WHAT TO WORK ON:
From the listing below, extract each line containing the string "underlying".

===

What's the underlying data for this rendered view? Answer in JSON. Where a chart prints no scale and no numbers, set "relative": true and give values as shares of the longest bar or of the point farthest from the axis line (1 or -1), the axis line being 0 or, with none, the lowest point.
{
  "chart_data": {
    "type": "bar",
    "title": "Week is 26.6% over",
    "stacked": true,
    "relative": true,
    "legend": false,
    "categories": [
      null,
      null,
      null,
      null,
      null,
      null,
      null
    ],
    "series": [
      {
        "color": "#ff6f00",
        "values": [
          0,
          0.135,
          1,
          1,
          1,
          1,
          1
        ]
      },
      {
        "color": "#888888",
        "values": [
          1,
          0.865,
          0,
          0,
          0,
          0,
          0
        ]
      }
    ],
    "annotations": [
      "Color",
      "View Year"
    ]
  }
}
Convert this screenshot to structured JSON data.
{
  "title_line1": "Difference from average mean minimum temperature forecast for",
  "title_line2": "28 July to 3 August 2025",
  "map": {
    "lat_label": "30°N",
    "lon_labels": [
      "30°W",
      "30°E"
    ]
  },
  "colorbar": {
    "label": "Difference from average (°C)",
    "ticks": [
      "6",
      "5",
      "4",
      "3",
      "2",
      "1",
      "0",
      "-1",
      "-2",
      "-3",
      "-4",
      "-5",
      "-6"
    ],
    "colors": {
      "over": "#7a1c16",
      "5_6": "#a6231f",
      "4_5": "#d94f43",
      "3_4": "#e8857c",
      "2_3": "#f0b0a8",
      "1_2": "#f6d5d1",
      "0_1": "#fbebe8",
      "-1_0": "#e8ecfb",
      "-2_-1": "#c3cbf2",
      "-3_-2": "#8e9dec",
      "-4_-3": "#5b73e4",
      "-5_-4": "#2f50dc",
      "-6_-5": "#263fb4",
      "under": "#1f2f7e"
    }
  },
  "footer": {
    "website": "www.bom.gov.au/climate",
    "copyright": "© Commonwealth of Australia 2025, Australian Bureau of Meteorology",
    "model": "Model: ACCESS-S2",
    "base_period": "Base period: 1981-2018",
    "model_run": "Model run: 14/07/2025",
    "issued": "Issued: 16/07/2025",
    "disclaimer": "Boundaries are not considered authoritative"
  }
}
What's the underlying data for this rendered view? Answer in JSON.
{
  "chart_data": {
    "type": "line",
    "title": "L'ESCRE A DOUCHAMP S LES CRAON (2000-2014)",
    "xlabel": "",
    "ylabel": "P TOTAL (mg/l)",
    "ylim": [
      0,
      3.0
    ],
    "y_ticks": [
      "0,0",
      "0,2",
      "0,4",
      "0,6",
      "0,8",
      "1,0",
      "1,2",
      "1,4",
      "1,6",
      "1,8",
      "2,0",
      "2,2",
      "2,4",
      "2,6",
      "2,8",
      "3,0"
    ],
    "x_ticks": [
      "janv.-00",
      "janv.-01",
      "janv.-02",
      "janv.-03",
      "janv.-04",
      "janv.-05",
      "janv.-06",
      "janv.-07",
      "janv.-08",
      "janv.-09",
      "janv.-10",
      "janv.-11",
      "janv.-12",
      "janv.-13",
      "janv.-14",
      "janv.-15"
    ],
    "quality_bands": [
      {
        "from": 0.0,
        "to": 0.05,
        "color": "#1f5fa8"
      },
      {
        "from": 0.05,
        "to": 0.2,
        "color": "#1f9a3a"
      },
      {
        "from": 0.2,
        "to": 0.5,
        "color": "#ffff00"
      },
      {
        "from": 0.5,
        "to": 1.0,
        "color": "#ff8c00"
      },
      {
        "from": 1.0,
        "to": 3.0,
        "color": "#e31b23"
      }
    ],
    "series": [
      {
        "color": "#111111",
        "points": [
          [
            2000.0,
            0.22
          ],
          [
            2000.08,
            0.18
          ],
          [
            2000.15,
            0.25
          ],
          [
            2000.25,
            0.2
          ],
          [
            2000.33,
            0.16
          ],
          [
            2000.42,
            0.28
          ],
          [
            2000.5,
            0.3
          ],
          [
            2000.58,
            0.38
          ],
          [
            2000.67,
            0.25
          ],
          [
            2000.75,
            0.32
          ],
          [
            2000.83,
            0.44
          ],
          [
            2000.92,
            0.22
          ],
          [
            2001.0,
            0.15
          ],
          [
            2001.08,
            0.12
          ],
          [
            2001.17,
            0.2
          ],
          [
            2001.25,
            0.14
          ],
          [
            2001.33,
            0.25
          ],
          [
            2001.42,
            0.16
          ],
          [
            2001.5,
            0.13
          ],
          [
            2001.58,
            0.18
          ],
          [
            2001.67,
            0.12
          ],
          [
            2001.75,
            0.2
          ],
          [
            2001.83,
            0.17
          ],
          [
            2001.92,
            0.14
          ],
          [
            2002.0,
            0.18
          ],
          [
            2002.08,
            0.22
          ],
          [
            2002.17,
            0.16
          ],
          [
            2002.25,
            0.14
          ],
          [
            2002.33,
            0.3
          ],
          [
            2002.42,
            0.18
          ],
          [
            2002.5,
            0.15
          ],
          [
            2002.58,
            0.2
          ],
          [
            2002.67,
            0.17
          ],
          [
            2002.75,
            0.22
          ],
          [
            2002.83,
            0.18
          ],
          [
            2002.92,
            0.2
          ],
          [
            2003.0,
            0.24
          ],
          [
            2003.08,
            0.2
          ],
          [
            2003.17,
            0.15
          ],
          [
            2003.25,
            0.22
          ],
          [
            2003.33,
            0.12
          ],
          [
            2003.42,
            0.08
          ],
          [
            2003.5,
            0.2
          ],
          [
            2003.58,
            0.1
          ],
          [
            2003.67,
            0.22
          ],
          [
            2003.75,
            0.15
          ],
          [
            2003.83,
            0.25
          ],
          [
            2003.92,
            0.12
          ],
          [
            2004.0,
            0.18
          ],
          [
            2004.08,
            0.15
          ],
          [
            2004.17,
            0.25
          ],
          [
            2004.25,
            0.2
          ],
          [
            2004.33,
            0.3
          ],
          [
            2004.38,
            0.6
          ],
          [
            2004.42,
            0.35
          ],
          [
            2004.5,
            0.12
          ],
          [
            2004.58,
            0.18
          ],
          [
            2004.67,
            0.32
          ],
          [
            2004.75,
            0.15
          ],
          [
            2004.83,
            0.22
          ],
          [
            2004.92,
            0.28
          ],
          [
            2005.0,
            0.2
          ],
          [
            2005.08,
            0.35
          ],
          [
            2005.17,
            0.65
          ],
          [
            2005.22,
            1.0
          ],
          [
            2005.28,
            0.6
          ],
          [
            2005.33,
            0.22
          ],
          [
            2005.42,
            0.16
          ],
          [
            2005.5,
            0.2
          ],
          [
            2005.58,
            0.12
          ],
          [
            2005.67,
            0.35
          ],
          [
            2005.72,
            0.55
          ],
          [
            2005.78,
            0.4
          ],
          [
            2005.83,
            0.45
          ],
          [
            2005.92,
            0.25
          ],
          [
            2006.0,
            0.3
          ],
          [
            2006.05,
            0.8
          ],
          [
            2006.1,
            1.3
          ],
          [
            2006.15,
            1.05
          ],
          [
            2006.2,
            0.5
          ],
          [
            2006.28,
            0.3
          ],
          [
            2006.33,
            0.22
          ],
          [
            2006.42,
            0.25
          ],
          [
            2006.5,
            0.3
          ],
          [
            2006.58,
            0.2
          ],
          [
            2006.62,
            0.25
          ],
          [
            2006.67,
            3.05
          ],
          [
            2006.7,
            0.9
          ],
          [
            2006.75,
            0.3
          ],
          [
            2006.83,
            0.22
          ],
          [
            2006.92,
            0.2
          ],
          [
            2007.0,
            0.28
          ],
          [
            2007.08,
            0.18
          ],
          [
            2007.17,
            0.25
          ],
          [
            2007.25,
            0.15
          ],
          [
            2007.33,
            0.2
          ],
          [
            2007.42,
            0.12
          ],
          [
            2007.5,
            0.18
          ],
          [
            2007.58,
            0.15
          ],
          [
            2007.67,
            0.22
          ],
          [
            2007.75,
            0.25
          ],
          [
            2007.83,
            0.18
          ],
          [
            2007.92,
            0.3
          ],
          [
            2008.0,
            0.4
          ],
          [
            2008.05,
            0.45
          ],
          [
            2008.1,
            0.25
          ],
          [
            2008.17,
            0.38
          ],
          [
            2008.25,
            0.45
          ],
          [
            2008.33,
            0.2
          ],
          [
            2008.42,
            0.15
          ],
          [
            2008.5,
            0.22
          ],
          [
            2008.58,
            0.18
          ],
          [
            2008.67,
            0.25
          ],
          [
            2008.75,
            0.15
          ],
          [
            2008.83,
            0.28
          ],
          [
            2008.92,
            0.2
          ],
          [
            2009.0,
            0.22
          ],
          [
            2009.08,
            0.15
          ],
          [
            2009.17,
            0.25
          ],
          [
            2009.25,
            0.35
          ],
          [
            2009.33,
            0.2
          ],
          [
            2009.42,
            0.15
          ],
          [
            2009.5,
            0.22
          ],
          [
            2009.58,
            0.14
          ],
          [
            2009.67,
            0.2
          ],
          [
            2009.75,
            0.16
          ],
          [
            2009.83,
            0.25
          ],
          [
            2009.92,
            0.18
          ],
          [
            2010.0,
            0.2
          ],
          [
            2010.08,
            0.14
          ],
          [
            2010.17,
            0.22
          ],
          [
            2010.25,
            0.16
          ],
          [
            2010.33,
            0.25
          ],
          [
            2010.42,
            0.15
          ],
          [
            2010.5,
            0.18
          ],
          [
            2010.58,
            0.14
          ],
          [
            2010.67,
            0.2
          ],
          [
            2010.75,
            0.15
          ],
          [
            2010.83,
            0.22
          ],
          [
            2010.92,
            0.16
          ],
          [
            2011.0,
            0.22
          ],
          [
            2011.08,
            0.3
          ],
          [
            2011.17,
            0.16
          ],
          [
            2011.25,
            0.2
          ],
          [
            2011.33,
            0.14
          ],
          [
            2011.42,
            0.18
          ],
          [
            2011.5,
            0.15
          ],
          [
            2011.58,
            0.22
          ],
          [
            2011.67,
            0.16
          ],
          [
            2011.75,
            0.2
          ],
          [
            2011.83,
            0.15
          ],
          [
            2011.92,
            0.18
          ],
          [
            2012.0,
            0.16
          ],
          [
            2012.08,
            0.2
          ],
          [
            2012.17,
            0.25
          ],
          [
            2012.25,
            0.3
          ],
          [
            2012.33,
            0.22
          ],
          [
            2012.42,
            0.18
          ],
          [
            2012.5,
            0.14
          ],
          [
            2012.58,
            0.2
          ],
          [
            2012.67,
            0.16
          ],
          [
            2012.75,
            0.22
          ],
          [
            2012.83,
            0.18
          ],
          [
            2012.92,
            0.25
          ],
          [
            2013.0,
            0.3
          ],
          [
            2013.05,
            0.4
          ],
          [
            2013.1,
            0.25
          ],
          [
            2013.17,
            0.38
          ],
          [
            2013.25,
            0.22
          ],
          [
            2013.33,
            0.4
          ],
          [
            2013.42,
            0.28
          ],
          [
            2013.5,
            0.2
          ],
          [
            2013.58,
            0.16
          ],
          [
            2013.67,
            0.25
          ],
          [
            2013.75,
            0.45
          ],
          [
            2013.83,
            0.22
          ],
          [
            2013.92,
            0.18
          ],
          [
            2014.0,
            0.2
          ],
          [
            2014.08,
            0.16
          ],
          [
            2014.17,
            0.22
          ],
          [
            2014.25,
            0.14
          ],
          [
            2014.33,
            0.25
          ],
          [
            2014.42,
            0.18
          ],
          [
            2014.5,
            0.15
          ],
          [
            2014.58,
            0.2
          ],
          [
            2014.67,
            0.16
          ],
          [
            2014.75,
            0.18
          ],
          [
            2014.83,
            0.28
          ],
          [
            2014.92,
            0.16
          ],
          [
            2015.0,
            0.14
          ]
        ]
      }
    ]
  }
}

===

WRITTEN SOLUTION:
What's the underlying data for this rendered view? Answer in JSON. Where a chart prints no scale and no numbers, set "relative": true and give values as shares of the longest bar or of the point farthest from the axis line (1 or -1), the axis line being 0 or, with none, the lowest point.
What's the underlying data for this rendered view? Answer in JSON.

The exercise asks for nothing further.